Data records
******************************

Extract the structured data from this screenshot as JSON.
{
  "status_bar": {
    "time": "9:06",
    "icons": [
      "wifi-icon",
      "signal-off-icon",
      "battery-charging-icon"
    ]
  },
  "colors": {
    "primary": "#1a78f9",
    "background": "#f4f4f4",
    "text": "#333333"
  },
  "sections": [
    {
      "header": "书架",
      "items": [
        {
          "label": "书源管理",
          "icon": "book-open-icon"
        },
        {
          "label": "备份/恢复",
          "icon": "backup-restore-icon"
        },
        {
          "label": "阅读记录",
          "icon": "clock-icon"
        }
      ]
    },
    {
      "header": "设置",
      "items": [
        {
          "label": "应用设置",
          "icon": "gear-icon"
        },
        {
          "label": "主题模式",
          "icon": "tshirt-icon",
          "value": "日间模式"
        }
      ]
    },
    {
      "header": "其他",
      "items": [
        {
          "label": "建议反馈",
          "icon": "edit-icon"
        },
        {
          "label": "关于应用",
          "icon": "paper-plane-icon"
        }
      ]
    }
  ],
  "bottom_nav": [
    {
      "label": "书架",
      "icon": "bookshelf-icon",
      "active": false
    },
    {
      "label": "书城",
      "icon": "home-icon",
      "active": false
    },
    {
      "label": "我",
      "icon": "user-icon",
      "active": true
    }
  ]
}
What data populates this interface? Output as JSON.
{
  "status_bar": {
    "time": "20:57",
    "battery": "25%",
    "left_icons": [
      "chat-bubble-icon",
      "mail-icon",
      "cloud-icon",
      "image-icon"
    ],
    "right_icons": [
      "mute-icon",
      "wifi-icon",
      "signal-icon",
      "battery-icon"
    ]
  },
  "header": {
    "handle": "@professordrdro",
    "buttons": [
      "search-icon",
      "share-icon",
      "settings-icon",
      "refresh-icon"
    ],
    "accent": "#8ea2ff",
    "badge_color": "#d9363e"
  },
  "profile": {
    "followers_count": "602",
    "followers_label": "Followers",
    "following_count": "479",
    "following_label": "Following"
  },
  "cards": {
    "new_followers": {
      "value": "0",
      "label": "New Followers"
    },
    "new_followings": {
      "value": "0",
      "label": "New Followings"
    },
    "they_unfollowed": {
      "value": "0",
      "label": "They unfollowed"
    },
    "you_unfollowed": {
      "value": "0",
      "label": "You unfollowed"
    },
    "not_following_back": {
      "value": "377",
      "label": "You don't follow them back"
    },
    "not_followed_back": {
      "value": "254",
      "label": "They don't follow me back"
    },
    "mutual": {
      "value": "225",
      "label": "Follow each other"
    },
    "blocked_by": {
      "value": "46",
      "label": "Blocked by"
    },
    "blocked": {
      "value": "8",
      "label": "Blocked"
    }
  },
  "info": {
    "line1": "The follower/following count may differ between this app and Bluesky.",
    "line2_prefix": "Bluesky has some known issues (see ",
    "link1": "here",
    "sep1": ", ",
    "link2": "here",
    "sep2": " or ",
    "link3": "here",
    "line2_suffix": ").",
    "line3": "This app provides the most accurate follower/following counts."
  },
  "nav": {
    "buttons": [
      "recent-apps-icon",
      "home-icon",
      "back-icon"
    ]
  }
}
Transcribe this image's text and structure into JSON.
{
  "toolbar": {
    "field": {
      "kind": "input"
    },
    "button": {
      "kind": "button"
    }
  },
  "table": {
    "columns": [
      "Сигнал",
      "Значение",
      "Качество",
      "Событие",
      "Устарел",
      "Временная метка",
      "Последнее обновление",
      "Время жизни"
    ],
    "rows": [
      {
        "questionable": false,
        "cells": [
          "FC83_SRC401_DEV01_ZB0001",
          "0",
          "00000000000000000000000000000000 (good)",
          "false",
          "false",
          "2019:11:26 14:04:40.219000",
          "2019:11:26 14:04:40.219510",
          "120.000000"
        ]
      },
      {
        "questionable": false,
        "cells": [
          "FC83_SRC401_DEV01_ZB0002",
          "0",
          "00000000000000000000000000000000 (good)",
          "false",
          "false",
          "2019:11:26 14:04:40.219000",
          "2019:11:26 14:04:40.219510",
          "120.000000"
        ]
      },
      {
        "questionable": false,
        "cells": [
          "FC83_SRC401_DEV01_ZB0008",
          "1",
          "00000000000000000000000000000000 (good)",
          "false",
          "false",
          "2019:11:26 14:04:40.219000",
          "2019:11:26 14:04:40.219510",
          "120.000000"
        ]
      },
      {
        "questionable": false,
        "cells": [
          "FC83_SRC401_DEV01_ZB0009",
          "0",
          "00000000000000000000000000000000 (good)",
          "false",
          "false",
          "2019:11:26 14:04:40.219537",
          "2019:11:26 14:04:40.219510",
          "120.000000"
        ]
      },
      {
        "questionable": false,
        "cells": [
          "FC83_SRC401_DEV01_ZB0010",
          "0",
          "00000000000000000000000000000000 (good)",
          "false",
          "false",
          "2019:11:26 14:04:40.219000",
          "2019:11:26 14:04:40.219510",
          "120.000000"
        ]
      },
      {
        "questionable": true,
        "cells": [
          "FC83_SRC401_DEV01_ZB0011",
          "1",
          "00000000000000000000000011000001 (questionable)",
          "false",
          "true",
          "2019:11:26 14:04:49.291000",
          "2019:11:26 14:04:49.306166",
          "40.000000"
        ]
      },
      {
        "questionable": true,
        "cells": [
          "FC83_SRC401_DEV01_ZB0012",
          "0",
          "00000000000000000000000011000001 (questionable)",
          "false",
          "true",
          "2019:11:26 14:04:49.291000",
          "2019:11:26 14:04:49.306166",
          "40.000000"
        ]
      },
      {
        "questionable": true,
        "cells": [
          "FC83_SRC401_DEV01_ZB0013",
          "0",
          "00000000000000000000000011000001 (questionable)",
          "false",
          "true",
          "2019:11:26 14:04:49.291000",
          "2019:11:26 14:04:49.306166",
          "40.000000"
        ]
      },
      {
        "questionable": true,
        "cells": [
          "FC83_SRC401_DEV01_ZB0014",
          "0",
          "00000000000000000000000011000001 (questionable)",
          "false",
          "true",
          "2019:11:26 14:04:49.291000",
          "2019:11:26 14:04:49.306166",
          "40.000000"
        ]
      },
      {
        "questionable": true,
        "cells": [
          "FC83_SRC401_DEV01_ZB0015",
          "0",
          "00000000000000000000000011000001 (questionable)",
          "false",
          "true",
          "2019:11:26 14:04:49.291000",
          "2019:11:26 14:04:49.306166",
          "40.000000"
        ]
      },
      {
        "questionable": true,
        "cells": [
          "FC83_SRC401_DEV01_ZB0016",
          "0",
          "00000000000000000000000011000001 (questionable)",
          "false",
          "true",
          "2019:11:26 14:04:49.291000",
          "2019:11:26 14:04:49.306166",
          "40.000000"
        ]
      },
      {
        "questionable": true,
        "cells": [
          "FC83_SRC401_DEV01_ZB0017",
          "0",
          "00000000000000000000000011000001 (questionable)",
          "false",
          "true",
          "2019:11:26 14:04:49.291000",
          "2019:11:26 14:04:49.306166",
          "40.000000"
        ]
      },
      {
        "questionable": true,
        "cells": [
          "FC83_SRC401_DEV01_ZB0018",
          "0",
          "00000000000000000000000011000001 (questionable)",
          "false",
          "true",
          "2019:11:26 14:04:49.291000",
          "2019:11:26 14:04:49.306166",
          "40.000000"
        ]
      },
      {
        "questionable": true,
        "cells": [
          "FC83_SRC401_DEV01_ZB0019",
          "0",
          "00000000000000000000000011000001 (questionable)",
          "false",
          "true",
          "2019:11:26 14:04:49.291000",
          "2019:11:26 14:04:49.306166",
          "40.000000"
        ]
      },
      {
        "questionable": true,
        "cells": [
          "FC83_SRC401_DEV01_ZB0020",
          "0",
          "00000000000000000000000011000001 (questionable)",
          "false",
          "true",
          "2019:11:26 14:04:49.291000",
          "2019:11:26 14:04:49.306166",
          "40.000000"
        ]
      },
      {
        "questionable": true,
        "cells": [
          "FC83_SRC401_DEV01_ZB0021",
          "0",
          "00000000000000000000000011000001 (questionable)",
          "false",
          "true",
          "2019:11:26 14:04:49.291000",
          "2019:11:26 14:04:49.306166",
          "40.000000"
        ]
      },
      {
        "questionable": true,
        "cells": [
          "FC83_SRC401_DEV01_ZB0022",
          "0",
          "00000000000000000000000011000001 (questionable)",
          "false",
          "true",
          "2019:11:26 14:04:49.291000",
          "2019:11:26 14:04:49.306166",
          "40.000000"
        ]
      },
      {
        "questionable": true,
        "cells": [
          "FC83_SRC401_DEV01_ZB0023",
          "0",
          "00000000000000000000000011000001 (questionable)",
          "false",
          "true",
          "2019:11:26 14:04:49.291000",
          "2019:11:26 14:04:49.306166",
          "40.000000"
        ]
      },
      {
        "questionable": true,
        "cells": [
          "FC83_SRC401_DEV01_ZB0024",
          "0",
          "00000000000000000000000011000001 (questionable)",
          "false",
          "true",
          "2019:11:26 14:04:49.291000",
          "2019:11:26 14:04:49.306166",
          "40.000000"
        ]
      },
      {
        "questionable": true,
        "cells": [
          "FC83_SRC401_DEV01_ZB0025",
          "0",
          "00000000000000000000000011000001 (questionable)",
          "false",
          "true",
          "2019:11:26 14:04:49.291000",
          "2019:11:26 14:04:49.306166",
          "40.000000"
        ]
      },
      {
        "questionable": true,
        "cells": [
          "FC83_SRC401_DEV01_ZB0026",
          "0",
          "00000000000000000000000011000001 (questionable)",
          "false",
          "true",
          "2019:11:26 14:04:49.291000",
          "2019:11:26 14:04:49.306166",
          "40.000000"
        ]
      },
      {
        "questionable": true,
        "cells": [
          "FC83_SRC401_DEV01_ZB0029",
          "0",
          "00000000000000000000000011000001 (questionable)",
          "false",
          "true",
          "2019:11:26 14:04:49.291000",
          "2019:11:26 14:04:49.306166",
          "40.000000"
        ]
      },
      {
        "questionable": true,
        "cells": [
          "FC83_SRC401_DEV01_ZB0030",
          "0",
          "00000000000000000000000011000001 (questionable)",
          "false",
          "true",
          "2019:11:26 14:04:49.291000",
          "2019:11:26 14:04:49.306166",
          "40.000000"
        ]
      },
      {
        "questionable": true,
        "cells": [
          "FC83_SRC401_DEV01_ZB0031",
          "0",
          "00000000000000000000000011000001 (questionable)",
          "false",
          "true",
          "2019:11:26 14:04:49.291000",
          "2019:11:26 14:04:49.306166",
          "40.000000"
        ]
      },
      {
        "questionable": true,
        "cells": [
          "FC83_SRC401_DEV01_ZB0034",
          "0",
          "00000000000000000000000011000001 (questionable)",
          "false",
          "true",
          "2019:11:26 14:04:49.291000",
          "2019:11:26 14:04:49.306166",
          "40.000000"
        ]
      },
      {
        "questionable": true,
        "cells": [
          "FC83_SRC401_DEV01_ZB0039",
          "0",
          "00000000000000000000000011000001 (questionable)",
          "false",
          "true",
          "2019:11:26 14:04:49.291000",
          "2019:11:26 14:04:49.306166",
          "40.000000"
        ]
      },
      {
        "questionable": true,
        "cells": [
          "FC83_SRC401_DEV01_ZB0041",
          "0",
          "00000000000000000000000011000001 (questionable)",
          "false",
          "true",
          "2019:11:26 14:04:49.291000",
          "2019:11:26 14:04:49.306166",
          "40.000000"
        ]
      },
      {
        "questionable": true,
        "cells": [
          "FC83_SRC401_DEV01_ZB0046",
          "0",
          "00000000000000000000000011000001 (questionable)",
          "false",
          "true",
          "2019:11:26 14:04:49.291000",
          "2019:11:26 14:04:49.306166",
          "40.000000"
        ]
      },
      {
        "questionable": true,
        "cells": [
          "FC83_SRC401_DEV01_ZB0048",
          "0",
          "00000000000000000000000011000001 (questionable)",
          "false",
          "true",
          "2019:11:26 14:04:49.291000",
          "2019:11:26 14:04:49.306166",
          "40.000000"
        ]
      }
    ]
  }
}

******************************

> [What you need to do] Every line in the data above that contains "value" needs to be copied.

> [Task solution]
          "value": "日间模式"
      "value": "0",
      "value": "0",
      "value": "0",
      "value": "0",
      "value": "377",
      "value": "254",
      "value": "225",
      "value": "46",
      "value": "8",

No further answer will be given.